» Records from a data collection
start
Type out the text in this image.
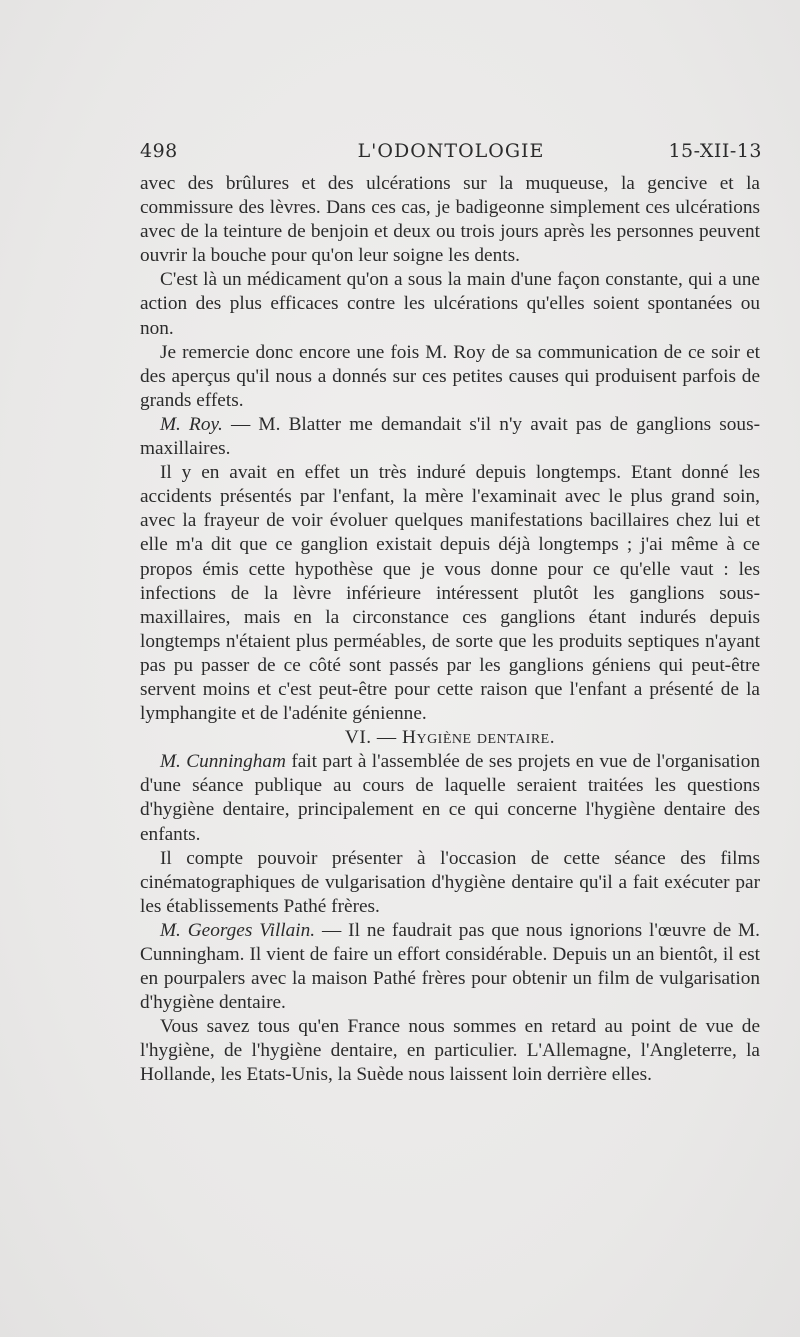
498	L'ODONTOLOGIE	15-XII-13

avec des brûlures et des ulcérations sur la muqueuse, la gencive et la commissure des lèvres. Dans ces cas, je badigeonne simplement ces ulcérations avec de la teinture de benjoin et deux ou trois jours après les personnes peuvent ouvrir la bouche pour qu'on leur soigne les dents.

C'est là un médicament qu'on a sous la main d'une façon constante, qui a une action des plus efficaces contre les ulcérations qu'elles soient spontanées ou non.

Je remercie donc encore une fois M. Roy de sa communication de ce soir et des aperçus qu'il nous a donnés sur ces petites causes qui produisent parfois de grands effets.

M. Roy. — M. Blatter me demandait s'il n'y avait pas de ganglions sous-maxillaires.

Il y en avait en effet un très induré depuis longtemps. Etant donné les accidents présentés par l'enfant, la mère l'examinait avec le plus grand soin, avec la frayeur de voir évoluer quelques manifestations bacillaires chez lui et elle m'a dit que ce ganglion existait depuis déjà longtemps ; j'ai même à ce propos émis cette hypothèse que je vous donne pour ce qu'elle vaut : les infections de la lèvre inférieure intéressent plutôt les ganglions sous-maxillaires, mais en la circonstance ces ganglions étant indurés depuis longtemps n'étaient plus perméables, de sorte que les produits septiques n'ayant pas pu passer de ce côté sont passés par les ganglions géniens qui peut-être servent moins et c'est peut-être pour cette raison que l'enfant a présenté de la lymphangite et de l'adénite génienne.

VI. — Hygiène dentaire.

M. Cunningham fait part à l'assemblée de ses projets en vue de l'organisation d'une séance publique au cours de laquelle seraient traitées les questions d'hygiène dentaire, principalement en ce qui concerne l'hygiène dentaire des enfants.

Il compte pouvoir présenter à l'occasion de cette séance des films cinématographiques de vulgarisation d'hygiène dentaire qu'il a fait exécuter par les établissements Pathé frères.

M. Georges Villain. — Il ne faudrait pas que nous ignorions l'œuvre de M. Cunningham. Il vient de faire un effort considérable. Depuis un an bientôt, il est en pourpalers avec la maison Pathé frères pour obtenir un film de vulgarisation d'hygiène dentaire.

Vous savez tous qu'en France nous sommes en retard au point de vue de l'hygiène, de l'hygiène dentaire, en particulier. L'Allemagne, l'Angleterre, la Hollande, les Etats-Unis, la Suède nous laissent loin derrière elles.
end
Look through the entries above and list every line containing "elles".

C'est là un médicament qu'on a sous la main d'une façon constante, qui a une action des plus efficaces contre les ulcérations qu'elles soient spontanées ou non.
Vous savez tous qu'en France nous sommes en retard au point de vue de l'hygiène, de l'hygiène dentaire, en particulier. L'Allemagne, l'Angleterre, la Hollande, les Etats-Unis, la Suède nous laissent loin derrière elles.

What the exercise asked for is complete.